start Source data

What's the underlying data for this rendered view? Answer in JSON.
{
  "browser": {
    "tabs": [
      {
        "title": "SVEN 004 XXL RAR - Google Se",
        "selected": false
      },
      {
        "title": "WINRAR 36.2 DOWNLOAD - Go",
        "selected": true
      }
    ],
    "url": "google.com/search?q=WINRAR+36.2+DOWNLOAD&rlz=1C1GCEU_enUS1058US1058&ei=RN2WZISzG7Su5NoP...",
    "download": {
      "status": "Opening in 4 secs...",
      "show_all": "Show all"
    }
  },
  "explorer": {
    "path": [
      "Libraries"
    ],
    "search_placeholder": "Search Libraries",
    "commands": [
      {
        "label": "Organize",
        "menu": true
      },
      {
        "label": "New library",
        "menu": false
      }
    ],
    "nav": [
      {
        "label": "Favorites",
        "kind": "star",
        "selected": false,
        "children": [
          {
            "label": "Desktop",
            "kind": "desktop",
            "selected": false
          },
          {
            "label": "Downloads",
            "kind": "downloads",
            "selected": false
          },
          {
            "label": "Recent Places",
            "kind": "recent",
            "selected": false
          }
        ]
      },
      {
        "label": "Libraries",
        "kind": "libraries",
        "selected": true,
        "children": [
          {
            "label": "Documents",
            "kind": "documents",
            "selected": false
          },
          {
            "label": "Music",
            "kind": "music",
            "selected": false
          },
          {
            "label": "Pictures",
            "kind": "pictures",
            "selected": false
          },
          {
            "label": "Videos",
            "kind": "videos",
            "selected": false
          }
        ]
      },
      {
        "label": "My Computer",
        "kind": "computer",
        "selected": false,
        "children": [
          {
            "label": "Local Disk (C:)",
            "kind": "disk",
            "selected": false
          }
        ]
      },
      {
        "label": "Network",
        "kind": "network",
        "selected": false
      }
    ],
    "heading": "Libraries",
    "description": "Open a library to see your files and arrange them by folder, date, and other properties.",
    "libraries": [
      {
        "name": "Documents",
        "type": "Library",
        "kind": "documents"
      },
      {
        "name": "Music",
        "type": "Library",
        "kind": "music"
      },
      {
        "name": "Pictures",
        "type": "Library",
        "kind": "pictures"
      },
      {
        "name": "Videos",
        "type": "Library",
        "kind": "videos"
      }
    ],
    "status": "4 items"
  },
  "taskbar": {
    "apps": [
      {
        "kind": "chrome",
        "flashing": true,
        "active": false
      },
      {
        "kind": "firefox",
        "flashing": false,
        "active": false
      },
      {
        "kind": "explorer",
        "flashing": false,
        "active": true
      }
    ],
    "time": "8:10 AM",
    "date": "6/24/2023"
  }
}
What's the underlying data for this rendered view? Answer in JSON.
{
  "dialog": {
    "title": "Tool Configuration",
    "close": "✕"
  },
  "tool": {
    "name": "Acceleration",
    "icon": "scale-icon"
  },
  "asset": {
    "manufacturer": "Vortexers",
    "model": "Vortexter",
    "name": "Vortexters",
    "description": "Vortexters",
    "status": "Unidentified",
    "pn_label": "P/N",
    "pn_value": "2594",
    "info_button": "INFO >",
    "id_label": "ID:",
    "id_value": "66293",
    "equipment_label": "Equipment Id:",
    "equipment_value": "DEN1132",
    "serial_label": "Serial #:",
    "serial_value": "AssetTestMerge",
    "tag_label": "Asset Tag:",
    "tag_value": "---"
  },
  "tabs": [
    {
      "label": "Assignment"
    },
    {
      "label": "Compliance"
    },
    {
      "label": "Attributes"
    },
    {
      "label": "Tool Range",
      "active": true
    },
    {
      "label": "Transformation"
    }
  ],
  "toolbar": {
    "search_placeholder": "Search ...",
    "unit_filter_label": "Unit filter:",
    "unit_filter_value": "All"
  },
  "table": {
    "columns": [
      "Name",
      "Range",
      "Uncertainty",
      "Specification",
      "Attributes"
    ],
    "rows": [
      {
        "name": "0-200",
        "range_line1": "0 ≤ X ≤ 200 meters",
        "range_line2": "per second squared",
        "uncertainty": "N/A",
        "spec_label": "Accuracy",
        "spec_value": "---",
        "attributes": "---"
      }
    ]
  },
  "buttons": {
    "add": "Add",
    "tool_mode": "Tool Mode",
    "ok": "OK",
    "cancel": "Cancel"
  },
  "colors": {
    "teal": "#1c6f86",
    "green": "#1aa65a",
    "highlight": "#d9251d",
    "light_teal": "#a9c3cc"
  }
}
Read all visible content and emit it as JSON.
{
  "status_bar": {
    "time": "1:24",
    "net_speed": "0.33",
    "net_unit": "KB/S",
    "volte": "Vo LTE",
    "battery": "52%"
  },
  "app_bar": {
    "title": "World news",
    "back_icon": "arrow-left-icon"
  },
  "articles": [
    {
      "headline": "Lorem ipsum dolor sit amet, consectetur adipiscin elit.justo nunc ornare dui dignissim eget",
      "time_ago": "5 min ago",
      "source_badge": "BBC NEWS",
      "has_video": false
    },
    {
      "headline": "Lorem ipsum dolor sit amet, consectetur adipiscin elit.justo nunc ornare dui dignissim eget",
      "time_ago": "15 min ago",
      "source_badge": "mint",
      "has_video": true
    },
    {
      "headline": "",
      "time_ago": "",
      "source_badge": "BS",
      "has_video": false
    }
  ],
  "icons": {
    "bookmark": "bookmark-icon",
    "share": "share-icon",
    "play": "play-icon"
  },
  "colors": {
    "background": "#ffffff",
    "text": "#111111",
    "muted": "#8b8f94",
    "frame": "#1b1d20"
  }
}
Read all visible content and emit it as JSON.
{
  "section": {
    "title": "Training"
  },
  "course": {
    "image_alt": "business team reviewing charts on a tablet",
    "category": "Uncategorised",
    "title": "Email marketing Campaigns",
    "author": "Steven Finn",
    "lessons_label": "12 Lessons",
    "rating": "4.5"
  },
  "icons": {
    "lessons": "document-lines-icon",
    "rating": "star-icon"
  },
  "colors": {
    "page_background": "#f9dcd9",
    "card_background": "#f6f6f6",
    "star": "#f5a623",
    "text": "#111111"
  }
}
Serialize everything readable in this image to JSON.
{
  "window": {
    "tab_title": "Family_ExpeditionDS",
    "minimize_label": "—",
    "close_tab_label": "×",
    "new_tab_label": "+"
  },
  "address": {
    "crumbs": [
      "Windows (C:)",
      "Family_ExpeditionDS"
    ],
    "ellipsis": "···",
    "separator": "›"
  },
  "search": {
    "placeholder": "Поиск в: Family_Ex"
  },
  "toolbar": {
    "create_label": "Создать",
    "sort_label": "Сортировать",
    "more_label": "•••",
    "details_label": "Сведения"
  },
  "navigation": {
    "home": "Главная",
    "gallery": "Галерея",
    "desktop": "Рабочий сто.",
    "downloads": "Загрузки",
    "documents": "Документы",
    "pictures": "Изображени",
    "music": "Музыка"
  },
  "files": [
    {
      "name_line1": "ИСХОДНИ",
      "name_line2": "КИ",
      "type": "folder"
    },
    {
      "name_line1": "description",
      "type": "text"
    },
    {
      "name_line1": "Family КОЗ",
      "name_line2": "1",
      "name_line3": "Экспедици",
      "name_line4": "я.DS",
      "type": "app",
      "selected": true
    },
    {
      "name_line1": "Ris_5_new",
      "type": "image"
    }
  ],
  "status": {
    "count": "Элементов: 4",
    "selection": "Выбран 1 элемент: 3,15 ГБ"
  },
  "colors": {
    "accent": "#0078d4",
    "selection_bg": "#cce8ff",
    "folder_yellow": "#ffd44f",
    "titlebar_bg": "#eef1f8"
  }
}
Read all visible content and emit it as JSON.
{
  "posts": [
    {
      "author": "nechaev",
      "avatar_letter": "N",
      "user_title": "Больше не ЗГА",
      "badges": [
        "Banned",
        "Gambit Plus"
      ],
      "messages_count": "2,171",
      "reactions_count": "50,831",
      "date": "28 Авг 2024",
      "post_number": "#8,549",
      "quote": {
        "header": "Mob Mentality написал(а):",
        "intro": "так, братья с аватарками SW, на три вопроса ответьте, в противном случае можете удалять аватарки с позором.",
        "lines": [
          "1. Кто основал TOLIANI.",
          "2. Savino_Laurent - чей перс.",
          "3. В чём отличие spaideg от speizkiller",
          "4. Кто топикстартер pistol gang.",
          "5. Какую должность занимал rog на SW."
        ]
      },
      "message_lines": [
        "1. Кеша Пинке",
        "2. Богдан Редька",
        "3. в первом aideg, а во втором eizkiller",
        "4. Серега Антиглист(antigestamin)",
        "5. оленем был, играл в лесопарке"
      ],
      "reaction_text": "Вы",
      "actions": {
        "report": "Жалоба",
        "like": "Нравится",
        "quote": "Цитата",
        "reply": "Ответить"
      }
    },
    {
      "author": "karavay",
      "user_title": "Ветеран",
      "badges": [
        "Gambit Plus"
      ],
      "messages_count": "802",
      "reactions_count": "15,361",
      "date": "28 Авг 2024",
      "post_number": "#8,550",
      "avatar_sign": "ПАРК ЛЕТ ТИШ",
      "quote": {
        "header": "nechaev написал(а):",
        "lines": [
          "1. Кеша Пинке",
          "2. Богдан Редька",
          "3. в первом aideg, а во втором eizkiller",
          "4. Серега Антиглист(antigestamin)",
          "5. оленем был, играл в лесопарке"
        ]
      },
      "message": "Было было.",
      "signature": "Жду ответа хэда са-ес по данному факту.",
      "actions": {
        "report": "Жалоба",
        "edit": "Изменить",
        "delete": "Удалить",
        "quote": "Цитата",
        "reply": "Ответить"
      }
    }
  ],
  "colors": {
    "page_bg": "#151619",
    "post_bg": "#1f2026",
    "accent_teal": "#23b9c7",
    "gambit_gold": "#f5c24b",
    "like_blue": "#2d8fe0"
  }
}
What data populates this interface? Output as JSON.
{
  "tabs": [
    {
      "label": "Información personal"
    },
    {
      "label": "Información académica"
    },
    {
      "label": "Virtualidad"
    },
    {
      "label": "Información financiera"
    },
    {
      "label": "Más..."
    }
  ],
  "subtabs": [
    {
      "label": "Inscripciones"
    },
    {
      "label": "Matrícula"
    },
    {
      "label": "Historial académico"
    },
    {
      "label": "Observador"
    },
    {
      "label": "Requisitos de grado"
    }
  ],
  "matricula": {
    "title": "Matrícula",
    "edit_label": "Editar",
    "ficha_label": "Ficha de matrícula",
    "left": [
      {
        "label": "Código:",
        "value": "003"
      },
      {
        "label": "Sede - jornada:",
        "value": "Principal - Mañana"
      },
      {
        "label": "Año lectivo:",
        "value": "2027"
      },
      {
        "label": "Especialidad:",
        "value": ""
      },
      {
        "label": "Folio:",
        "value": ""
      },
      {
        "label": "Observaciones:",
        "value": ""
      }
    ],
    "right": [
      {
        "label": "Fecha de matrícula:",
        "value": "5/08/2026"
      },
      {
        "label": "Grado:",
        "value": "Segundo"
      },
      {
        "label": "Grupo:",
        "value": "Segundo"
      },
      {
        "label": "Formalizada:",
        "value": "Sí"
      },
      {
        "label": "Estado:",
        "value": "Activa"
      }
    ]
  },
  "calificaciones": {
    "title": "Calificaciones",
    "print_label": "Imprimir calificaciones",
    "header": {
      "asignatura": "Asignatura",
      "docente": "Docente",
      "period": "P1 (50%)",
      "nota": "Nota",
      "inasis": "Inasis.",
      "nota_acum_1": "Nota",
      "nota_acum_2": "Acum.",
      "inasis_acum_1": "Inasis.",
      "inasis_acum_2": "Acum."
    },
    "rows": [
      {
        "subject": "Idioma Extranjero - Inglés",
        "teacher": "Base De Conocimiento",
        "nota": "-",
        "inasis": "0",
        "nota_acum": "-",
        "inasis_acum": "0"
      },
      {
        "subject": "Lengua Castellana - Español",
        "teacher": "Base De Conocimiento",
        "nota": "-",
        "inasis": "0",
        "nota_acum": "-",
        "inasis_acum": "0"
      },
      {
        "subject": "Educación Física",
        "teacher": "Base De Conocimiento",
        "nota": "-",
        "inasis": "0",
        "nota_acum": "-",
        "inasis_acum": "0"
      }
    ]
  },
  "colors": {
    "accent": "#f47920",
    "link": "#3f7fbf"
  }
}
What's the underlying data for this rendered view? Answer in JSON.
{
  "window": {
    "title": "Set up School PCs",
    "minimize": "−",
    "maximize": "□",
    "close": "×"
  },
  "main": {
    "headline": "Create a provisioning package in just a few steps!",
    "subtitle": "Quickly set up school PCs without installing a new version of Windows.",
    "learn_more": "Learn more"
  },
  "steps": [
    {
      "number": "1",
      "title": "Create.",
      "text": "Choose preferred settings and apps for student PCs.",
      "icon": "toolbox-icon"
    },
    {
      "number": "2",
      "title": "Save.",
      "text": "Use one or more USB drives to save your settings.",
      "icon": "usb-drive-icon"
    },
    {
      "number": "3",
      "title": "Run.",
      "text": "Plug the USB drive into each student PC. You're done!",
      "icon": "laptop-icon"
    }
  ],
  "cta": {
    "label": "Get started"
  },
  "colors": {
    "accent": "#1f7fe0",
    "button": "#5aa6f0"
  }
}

end Source data

Return all lines containing the word "WINRAR".

        "title": "WINRAR 36.2 DOWNLOAD - Go",
    "url": "google.com/search?q=WINRAR+36.2+DOWNLOAD&rlz=1C1GCEU_enUS1058US1058&ei=RN2WZISzG7Su5NoP...",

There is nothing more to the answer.